*The exercise*.
Each entry must appear again exactly as it does in the source.

*Provided information*.
>>>>>

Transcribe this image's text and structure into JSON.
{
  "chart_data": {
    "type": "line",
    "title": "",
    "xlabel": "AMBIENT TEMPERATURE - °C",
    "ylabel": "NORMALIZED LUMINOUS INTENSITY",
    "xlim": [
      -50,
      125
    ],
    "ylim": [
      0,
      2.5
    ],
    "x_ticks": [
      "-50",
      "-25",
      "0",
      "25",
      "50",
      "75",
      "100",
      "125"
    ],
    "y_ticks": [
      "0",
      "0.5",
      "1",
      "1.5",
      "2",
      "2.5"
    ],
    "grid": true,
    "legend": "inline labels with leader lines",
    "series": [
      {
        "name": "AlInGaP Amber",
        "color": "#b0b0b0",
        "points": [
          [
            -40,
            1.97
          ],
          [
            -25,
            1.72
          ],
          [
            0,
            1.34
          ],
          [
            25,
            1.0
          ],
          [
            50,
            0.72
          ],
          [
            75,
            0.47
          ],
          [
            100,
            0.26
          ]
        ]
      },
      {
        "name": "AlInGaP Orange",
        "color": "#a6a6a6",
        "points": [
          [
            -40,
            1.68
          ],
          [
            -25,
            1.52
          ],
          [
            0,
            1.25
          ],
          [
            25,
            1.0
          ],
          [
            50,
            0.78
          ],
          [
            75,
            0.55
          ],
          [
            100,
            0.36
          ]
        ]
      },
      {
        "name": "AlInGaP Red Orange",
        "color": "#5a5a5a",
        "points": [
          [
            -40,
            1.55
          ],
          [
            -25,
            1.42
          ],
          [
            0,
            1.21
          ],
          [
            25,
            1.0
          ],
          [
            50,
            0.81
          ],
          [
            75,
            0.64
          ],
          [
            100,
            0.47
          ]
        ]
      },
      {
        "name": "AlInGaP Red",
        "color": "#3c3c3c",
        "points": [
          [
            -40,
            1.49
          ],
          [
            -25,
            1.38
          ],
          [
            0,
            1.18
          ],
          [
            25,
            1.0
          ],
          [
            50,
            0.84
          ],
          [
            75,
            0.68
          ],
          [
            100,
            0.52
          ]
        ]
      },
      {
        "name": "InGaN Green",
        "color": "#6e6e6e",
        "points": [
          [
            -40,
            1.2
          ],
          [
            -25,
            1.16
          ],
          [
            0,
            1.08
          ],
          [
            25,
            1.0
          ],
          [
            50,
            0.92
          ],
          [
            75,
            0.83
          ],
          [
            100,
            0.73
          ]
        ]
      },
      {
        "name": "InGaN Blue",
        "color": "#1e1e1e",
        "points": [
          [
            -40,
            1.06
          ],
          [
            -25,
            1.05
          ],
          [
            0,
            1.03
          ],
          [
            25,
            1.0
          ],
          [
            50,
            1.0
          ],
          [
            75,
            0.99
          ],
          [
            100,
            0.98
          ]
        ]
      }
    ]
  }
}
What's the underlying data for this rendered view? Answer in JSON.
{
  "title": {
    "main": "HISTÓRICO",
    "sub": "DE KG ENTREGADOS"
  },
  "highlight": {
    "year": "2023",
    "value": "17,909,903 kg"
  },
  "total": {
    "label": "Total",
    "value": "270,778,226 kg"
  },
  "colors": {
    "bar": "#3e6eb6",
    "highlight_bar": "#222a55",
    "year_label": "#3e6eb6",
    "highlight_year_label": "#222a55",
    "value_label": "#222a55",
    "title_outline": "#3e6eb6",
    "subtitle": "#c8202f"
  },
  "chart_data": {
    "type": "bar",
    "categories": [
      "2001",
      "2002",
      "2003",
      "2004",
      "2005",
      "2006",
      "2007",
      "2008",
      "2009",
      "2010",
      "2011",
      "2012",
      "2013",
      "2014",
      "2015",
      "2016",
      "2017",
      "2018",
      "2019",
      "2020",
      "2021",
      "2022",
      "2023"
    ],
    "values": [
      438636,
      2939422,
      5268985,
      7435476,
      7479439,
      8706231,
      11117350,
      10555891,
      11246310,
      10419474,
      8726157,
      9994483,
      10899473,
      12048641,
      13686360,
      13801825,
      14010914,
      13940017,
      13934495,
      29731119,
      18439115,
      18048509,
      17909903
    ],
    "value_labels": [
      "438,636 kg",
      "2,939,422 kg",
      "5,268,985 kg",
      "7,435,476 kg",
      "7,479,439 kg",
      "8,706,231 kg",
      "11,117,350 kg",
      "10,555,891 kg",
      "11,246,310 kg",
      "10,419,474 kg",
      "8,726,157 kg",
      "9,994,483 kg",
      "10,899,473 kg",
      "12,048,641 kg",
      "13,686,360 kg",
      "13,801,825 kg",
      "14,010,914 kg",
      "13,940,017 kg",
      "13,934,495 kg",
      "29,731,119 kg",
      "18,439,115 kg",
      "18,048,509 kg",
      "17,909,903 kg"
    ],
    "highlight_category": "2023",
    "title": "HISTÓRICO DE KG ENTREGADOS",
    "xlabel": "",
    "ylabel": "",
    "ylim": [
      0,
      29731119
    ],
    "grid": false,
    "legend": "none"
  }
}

<<<<<

*Result for this exercise*.
Transcribe this image's text and structure into JSON.
{
  "chart_data": {
    "type": "line",
    "title": "",
    "xlabel": "AMBIENT TEMPERATURE - °C",
    "ylabel": "NORMALIZED LUMINOUS INTENSITY",
    "xlim": [
      -50,
      125
    ],
    "ylim": [
      0,
      2.5
    ],
    "x_ticks": [
      "-50",
      "-25",
      "0",
      "25",
      "50",
      "75",
      "100",
      "125"
    ],
    "y_ticks": [
      "0",
      "0.5",
      "1",
      "1.5",
      "2",
      "2.5"
    ],
    "grid": true,
    "legend": "inline labels with leader lines",
    "series": [
      {
        "name": "AlInGaP Amber",
        "color": "#b0b0b0",
        "points": [
          [
            -40,
            1.97
          ],
          [
            -25,
            1.72
          ],
          [
            0,
            1.34
          ],
          [
            25,
            1.0
          ],
          [
            50,
            0.72
          ],
          [
            75,
            0.47
          ],
          [
            100,
            0.26
          ]
        ]
      },
      {
        "name": "AlInGaP Orange",
        "color": "#a6a6a6",
        "points": [
          [
            -40,
            1.68
          ],
          [
            -25,
            1.52
          ],
          [
            0,
            1.25
          ],
          [
            25,
            1.0
          ],
          [
            50,
            0.78
          ],
          [
            75,
            0.55
          ],
          [
            100,
            0.36
          ]
        ]
      },
      {
        "name": "AlInGaP Red Orange",
        "color": "#5a5a5a",
        "points": [
          [
            -40,
            1.55
          ],
          [
            -25,
            1.42
          ],
          [
            0,
            1.21
          ],
          [
            25,
            1.0
          ],
          [
            50,
            0.81
          ],
          [
            75,
            0.64
          ],
          [
            100,
            0.47
          ]
        ]
      },
      {
        "name": "AlInGaP Red",
        "color": "#3c3c3c",
        "points": [
          [
            -40,
            1.49
          ],
          [
            -25,
            1.38
          ],
          [
            0,
            1.18
          ],
          [
            25,
            1.0
          ],
          [
            50,
            0.84
          ],
          [
            75,
            0.68
          ],
          [
            100,
            0.52
          ]
        ]
      },
      {
        "name": "InGaN Green",
        "color": "#6e6e6e",
        "points": [
          [
            -40,
            1.2
          ],
          [
            -25,
            1.16
          ],
          [
            0,
            1.08
          ],
          [
            25,
            1.0
          ],
          [
            50,
            0.92
          ],
          [
            75,
            0.83
          ],
          [
            100,
            0.73
          ]
        ]
      },
      {
        "name": "InGaN Blue",
        "color": "#1e1e1e",
        "points": [
          [
            -40,
            1.06
          ],
          [
            -25,
            1.05
          ],
          [
            0,
            1.03
          ],
          [
            25,
            1.0
          ],
          [
            50,
            1.0
          ],
          [
            75,
            0.99
          ],
          [
            100,
            0.98
          ]
        ]
      }
    ]
  }
}
What's the underlying data for this rendered view? Answer in JSON.
{
  "title": {
    "main": "HISTÓRICO",
    "sub": "DE KG ENTREGADOS"
  },
  "highlight": {
    "year": "2023",
    "value": "17,909,903 kg"
  },
  "total": {
    "label": "Total",
    "value": "270,778,226 kg"
  },
  "colors": {
    "bar": "#3e6eb6",
    "highlight_bar": "#222a55",
    "year_label": "#3e6eb6",
    "highlight_year_label": "#222a55",
    "value_label": "#222a55",
    "title_outline": "#3e6eb6",
    "subtitle": "#c8202f"
  },
  "chart_data": {
    "type": "bar",
    "categories": [
      "2001",
      "2002",
      "2003",
      "2004",
      "2005",
      "2006",
      "2007",
      "2008",
      "2009",
      "2010",
      "2011",
      "2012",
      "2013",
      "2014",
      "2015",
      "2016",
      "2017",
      "2018",
      "2019",
      "2020",
      "2021",
      "2022",
      "2023"
    ],
    "values": [
      438636,
      2939422,
      5268985,
      7435476,
      7479439,
      8706231,
      11117350,
      10555891,
      11246310,
      10419474,
      8726157,
      9994483,
      10899473,
      12048641,
      13686360,
      13801825,
      14010914,
      13940017,
      13934495,
      29731119,
      18439115,
      18048509,
      17909903
    ],
    "value_labels": [
      "438,636 kg",
      "2,939,422 kg",
      "5,268,985 kg",
      "7,435,476 kg",
      "7,479,439 kg",
      "8,706,231 kg",
      "11,117,350 kg",
      "10,555,891 kg",
      "11,246,310 kg",
      "10,419,474 kg",
      "8,726,157 kg",
      "9,994,483 kg",
      "10,899,473 kg",
      "12,048,641 kg",
      "13,686,360 kg",
      "13,801,825 kg",
      "14,010,914 kg",
      "13,940,017 kg",
      "13,934,495 kg",
      "29,731,119 kg",
      "18,439,115 kg",
      "18,048,509 kg",
      "17,909,903 kg"
    ],
    "highlight_category": "2023",
    "title": "HISTÓRICO DE KG ENTREGADOS",
    "xlabel": "",
    "ylabel": "",
    "ylim": [
      0,
      29731119
    ],
    "grid": false,
    "legend": "none"
  }
}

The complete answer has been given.